::: RECORD EXTRACTS :::

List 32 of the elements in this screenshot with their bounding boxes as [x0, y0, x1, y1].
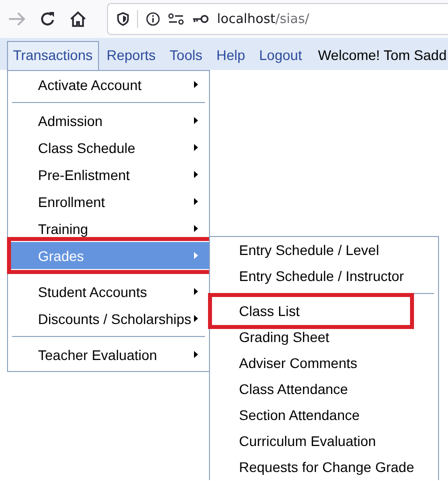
sliders-icon[interactable] [168, 13, 184, 25]
address-bar[interactable]: localhost/sias/ [107, 3, 448, 35]
menu-item[interactable]: Adviser Comments [210, 350, 438, 376]
menu-item[interactable]: Discounts / Scholarships [8, 305, 209, 332]
menu-tab[interactable]: Logout [253, 41, 308, 70]
menu-tab[interactable]: Transactions [7, 41, 99, 70]
info-icon[interactable] [146, 12, 160, 26]
menu-item[interactable]: Entry Schedule / Instructor [210, 263, 438, 289]
menu-item[interactable]: Section Attendance [210, 402, 438, 428]
menu-item[interactable]: Class List [210, 298, 438, 324]
menu-tab[interactable]: Reports [100, 41, 162, 70]
welcome-text: Welcome! Tom Sadd [316, 46, 448, 65]
menu-item[interactable]: Grading Sheet [210, 324, 438, 350]
home-icon[interactable] [70, 11, 86, 27]
menu-item[interactable]: Requests for Change Grade [210, 454, 438, 480]
menu-tab[interactable]: Tools [164, 41, 208, 70]
url-text[interactable]: localhost/sias/ [217, 12, 310, 26]
menu-item[interactable]: Teacher Evaluation [8, 341, 209, 368]
menu-tab[interactable]: Help [210, 41, 252, 70]
menu-item[interactable]: Curriculum Evaluation [210, 428, 438, 454]
menu-item[interactable]: Training [8, 215, 209, 242]
menu-item[interactable]: Student Accounts [8, 278, 209, 305]
shield-icon[interactable] [117, 12, 129, 26]
menu-item[interactable]: Activate Account [8, 71, 209, 98]
menu-item[interactable]: Admission [8, 107, 209, 134]
menu-item[interactable]: Class Attendance [210, 376, 438, 402]
menu-item[interactable]: Class Schedule [8, 134, 209, 161]
menu-item[interactable]: Enrollment [8, 188, 209, 215]
reload-icon[interactable] [40, 11, 56, 27]
menu-item[interactable]: Entry Schedule / Level [210, 237, 438, 263]
key-icon[interactable] [192, 14, 209, 24]
menu-item[interactable]: Pre-Enlistment [8, 161, 209, 188]
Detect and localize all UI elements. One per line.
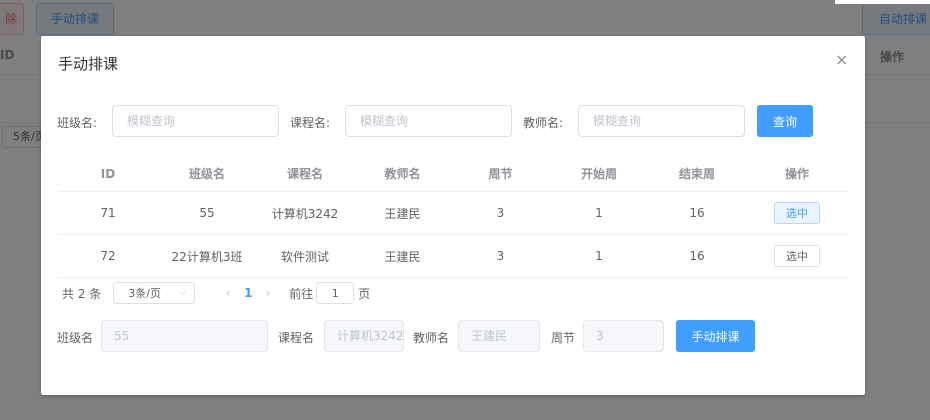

:::

Extract every line of the items above that contains the word "elements", treating uppercase and lowercase letters as distinct.

List 32 of the elements in this screenshot with their bounding boxes as [x0, y0, x1, y1].
Detect and localize all UI elements. One per line.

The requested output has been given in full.